Saved entries
▽

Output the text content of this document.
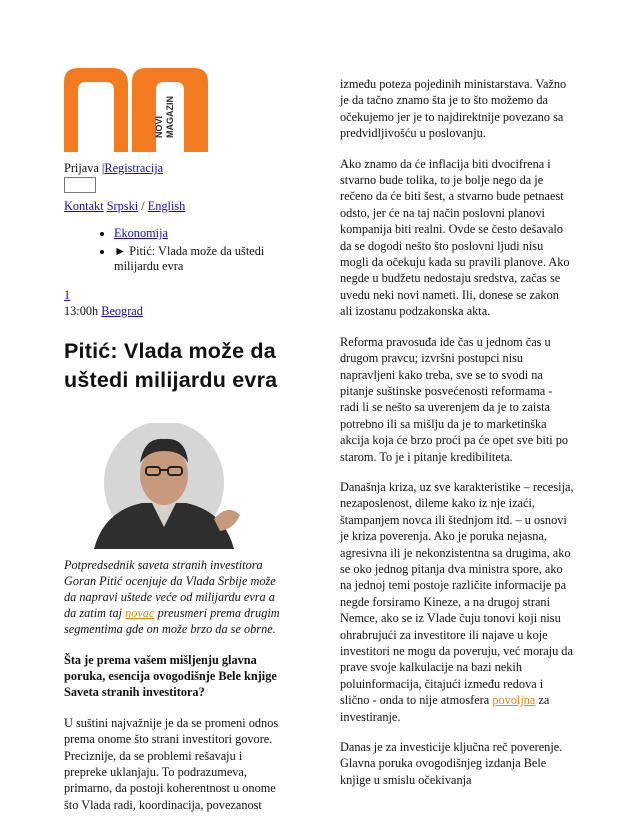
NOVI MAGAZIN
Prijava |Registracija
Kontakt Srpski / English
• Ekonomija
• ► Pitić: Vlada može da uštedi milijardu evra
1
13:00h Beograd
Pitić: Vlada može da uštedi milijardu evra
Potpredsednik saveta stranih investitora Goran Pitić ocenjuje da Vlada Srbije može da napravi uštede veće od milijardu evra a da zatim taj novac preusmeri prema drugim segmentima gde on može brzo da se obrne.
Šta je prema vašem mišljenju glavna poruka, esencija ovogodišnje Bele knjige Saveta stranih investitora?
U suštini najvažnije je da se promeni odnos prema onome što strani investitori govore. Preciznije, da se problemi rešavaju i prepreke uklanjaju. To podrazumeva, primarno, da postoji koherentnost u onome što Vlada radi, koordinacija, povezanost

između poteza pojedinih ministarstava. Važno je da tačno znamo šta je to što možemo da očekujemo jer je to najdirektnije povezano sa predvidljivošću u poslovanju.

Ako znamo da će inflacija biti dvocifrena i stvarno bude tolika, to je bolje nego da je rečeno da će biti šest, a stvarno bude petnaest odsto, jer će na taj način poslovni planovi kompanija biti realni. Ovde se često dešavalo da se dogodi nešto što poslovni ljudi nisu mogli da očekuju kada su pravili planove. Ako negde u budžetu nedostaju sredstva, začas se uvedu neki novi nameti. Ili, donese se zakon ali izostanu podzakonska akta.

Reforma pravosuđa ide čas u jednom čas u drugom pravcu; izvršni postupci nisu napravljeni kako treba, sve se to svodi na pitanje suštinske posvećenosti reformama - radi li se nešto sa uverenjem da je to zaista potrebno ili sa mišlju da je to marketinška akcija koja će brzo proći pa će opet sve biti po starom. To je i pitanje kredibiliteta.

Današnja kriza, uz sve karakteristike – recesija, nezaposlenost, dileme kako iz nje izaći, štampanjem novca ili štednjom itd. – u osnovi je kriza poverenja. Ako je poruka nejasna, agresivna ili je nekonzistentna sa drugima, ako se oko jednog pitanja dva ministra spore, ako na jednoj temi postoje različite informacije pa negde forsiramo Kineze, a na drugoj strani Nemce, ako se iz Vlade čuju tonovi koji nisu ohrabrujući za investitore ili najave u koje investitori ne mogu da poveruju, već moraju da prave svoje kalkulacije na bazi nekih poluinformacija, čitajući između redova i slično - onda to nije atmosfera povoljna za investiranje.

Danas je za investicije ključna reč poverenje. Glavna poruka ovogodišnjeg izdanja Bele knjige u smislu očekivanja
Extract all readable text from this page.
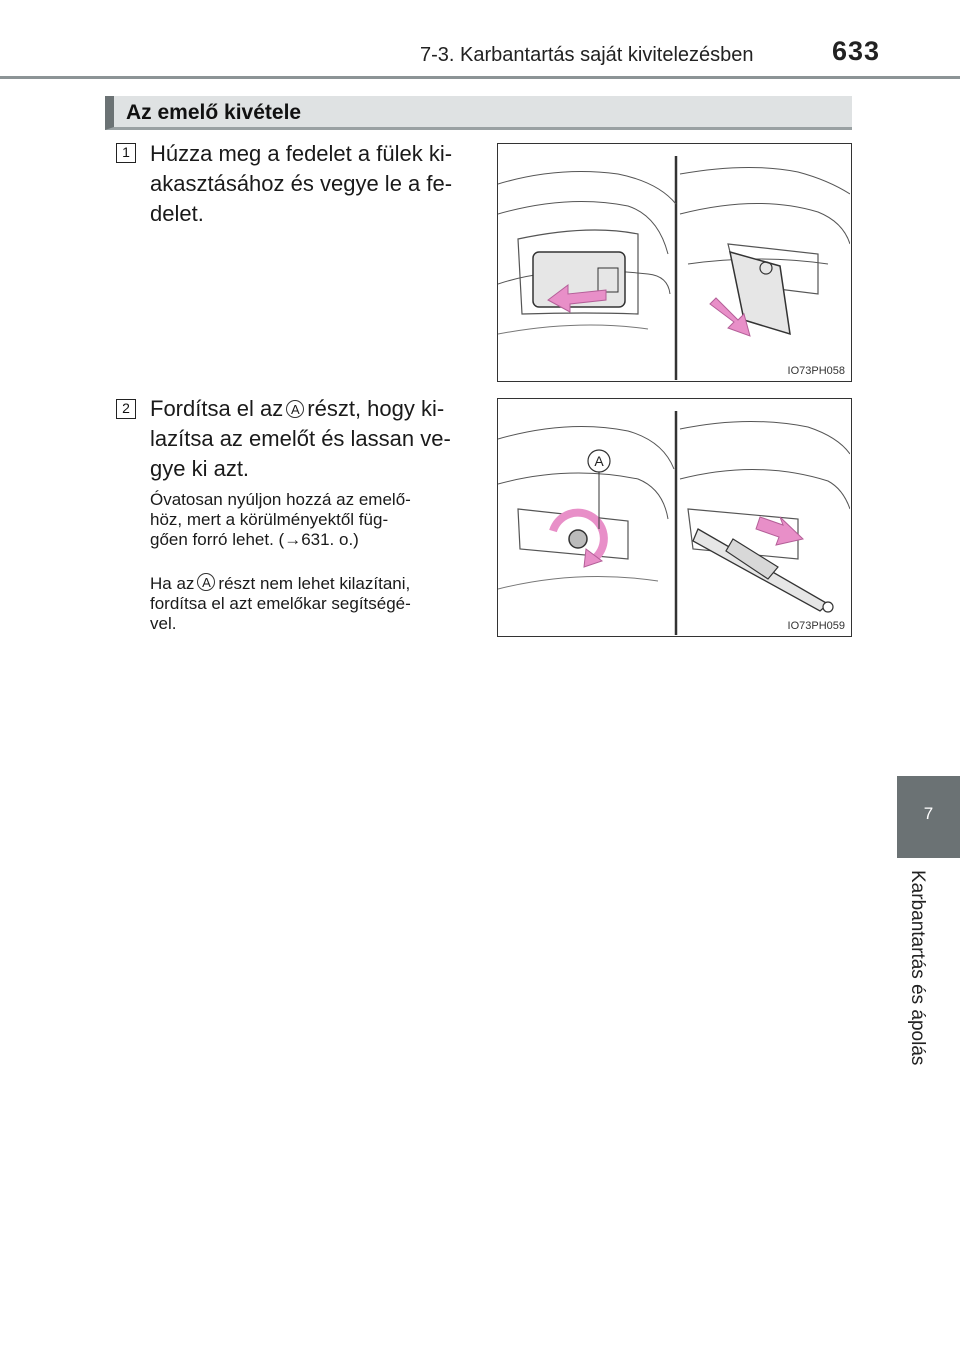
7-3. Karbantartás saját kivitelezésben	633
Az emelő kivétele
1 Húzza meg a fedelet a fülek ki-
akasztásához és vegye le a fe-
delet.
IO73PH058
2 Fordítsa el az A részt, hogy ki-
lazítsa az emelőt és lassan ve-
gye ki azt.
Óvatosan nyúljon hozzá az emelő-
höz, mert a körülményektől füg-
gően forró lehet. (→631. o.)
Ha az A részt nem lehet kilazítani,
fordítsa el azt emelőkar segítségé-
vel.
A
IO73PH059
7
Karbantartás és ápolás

△

**Challenge:** Show, from the material above, each line that includes the string "znamo".

**Problem solution:**
između poteza pojedinih ministarstava. Važno je da tačno znamo šta je to što možemo da očekujemo jer je to najdirektnije povezano sa predvidljivošću u poslovanju.
Ako znamo da će inflacija biti dvocifrena i stvarno bude tolika, to je bolje nego da je rečeno da će biti šest, a stvarno bude petnaest odsto, jer će na taj način poslovni planovi kompanija biti realni. Ovde se često dešavalo da se dogodi nešto što poslovni ljudi nisu mogli da očekuju kada su pravili planove. Ako negde u budžetu nedostaju sredstva, začas se uvedu neki novi nameti. Ili, donese se zakon ali izostanu podzakonska akta.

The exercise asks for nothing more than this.